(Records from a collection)
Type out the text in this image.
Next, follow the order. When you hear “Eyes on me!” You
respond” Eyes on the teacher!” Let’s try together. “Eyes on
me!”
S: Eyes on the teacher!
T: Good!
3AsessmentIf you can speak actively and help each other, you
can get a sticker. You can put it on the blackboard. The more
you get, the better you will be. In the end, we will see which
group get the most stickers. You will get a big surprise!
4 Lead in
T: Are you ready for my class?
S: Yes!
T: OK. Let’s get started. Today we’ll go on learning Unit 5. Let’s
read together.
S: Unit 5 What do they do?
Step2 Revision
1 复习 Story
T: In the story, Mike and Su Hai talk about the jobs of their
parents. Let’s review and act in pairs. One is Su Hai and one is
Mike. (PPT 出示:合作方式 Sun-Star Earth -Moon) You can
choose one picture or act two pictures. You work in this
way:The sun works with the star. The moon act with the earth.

--

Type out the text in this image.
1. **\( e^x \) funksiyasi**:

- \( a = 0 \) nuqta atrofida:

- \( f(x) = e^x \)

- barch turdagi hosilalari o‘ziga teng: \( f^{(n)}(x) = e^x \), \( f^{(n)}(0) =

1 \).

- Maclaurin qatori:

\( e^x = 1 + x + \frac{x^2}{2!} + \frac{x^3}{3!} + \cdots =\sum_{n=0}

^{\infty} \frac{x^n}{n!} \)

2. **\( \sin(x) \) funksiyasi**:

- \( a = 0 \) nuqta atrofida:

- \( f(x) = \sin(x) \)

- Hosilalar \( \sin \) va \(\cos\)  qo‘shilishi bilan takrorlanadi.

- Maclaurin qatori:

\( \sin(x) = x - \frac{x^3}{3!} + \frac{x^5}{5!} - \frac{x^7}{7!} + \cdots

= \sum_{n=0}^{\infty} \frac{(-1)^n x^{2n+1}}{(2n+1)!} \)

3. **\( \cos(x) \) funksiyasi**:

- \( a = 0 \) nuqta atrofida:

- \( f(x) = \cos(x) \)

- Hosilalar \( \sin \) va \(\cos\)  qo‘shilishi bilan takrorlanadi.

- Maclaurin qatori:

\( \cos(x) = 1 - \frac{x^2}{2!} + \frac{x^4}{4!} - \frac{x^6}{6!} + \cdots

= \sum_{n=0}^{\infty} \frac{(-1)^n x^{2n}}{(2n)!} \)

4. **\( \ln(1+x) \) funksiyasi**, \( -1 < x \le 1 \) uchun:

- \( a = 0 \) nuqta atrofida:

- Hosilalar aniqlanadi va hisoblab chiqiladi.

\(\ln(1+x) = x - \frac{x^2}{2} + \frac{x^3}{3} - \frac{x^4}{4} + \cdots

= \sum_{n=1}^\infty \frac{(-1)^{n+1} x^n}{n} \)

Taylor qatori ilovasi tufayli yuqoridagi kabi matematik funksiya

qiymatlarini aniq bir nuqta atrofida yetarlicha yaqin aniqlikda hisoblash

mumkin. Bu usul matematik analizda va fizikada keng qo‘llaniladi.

• _YOUR GOAL_
Pull out every line of the records above that contains the word "funksiyasi".

• _TASK ANSWER_
1. **\( e^x \) funksiyasi**:
2. **\( \sin(x) \) funksiyasi**:
3. **\( \cos(x) \) funksiyasi**:
4. **\( \ln(1+x) \) funksiyasi**, \( -1 < x \le 1 \) uchun:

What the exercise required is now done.